■ Required work
From the listing below, select every line where the word "папа" appears.

[Start Records shown]

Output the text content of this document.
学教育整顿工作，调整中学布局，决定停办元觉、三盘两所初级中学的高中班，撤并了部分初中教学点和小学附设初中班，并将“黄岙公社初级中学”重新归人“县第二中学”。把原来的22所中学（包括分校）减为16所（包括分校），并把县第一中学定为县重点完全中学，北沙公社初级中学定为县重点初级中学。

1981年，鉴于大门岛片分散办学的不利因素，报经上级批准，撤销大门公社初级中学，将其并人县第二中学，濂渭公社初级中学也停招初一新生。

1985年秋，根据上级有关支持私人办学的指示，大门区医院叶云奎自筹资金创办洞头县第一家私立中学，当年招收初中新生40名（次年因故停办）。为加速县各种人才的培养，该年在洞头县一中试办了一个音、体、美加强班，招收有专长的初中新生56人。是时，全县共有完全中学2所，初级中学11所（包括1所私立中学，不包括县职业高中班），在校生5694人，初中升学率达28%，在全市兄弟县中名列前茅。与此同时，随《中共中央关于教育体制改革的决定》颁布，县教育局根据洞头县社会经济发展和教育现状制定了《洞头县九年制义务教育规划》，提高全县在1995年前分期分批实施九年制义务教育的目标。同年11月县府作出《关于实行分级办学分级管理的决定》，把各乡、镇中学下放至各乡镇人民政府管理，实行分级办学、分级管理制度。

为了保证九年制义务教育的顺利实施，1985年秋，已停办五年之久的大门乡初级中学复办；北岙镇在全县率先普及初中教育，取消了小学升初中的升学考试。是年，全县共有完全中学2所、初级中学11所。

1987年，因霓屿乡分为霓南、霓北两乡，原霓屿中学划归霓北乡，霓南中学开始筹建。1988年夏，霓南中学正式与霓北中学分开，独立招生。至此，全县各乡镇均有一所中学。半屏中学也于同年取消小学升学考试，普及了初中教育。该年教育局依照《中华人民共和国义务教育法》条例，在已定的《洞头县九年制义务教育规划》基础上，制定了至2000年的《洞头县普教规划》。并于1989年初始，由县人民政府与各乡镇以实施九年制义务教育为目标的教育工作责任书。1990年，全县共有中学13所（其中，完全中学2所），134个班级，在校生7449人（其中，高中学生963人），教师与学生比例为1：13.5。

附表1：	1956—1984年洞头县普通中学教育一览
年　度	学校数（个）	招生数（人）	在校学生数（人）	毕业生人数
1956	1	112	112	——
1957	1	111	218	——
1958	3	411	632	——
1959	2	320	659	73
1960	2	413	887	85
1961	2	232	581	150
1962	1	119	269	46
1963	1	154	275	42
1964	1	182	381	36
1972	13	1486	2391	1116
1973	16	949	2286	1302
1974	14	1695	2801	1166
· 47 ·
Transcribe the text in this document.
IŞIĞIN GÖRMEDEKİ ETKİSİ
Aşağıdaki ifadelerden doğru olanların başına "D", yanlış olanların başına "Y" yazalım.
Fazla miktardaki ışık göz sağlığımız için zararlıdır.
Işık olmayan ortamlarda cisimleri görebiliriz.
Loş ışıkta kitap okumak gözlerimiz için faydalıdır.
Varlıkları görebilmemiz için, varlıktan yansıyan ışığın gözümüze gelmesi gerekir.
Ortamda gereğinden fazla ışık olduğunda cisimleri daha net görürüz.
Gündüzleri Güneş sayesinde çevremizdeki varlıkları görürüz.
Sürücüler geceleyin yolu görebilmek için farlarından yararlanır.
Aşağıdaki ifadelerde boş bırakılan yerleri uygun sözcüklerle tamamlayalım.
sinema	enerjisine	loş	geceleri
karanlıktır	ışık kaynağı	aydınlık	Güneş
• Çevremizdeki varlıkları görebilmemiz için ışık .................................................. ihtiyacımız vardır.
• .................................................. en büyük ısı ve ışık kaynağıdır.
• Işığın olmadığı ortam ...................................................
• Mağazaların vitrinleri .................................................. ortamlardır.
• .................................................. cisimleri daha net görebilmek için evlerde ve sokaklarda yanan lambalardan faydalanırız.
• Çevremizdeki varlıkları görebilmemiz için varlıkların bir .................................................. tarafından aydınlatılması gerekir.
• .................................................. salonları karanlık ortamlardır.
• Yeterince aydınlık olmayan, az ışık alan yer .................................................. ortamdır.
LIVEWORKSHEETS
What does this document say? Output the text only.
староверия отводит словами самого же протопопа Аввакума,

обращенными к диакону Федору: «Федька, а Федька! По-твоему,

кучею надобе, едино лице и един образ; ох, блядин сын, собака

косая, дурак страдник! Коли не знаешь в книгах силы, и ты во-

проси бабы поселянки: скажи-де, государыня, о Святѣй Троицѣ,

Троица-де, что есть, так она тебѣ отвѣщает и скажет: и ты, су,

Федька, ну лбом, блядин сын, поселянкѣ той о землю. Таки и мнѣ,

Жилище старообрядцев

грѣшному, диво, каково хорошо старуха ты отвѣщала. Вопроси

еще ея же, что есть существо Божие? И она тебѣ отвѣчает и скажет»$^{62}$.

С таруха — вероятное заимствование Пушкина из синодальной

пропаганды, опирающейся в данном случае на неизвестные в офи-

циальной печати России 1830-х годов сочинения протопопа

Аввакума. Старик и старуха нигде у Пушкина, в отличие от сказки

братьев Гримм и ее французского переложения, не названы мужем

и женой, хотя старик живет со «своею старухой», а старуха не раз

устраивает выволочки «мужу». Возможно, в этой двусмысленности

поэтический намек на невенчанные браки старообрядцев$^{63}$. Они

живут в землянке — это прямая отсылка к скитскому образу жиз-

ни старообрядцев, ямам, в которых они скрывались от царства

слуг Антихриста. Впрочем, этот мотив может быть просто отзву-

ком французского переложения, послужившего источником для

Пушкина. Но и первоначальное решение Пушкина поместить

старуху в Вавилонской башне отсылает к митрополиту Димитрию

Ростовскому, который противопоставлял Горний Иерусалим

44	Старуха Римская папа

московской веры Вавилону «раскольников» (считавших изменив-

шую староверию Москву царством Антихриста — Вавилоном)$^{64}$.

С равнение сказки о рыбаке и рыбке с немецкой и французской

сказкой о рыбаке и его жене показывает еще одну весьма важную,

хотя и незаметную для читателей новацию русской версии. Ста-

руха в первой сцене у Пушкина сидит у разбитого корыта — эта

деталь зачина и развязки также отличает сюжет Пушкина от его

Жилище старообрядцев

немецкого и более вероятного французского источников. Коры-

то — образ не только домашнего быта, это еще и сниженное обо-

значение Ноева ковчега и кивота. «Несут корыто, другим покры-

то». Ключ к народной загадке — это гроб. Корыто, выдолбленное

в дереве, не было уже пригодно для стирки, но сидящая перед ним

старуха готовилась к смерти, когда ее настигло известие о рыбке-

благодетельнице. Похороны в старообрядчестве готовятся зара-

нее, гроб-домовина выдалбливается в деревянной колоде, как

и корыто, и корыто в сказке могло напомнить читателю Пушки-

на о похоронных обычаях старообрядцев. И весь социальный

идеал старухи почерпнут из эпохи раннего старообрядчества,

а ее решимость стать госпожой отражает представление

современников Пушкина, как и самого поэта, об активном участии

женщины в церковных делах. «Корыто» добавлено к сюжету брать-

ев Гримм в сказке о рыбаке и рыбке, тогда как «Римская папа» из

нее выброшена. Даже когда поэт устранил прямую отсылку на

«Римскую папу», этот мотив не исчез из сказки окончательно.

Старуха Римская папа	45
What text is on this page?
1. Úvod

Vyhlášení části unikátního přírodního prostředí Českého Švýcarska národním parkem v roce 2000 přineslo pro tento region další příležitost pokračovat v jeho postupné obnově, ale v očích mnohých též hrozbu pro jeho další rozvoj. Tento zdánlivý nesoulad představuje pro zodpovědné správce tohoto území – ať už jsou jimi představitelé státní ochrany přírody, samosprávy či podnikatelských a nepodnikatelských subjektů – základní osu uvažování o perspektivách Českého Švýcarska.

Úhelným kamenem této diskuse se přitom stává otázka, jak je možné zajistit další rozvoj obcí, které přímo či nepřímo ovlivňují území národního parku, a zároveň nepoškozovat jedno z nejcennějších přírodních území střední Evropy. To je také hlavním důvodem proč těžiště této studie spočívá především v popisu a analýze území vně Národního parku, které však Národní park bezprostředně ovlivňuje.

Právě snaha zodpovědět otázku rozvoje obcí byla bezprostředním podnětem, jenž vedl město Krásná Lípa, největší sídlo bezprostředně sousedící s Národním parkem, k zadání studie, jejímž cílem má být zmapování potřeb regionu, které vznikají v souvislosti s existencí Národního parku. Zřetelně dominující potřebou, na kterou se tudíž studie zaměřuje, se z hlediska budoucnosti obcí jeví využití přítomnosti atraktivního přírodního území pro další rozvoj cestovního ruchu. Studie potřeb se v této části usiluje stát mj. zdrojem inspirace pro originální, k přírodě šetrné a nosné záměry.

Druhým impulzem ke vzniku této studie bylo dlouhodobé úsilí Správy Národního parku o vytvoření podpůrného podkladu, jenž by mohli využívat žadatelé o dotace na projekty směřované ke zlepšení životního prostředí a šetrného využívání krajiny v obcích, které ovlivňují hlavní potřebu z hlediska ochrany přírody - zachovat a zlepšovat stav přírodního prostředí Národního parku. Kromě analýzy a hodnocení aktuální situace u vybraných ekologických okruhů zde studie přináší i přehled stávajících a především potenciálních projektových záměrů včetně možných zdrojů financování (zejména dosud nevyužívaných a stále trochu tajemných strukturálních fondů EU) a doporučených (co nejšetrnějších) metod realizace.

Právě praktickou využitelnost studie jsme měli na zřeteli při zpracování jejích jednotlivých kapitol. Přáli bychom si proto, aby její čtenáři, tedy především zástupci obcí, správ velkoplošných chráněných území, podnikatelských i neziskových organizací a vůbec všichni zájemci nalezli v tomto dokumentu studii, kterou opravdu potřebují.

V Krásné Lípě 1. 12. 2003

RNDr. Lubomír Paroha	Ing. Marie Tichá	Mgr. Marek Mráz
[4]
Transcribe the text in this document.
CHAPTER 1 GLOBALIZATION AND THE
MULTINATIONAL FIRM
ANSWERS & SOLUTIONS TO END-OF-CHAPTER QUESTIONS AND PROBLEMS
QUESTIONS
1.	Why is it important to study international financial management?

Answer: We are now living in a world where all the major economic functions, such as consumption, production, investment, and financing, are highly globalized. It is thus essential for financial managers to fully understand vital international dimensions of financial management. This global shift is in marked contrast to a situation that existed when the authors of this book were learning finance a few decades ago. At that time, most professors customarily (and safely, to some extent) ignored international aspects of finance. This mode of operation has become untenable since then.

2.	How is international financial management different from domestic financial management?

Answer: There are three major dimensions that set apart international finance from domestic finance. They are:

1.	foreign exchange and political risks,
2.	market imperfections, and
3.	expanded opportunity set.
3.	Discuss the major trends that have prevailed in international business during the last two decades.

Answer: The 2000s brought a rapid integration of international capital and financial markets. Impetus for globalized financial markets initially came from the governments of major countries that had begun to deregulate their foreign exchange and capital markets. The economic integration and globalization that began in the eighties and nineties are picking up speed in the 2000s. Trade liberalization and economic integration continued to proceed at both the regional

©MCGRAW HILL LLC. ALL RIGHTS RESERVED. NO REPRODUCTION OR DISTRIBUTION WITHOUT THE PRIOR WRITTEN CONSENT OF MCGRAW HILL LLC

[End Records shown]

■ Right answer
44	Старуха Римская папа
ев Гримм в сказке о рыбаке и рыбке, тогда как «Римская папа» из
Старуха Римская папа	45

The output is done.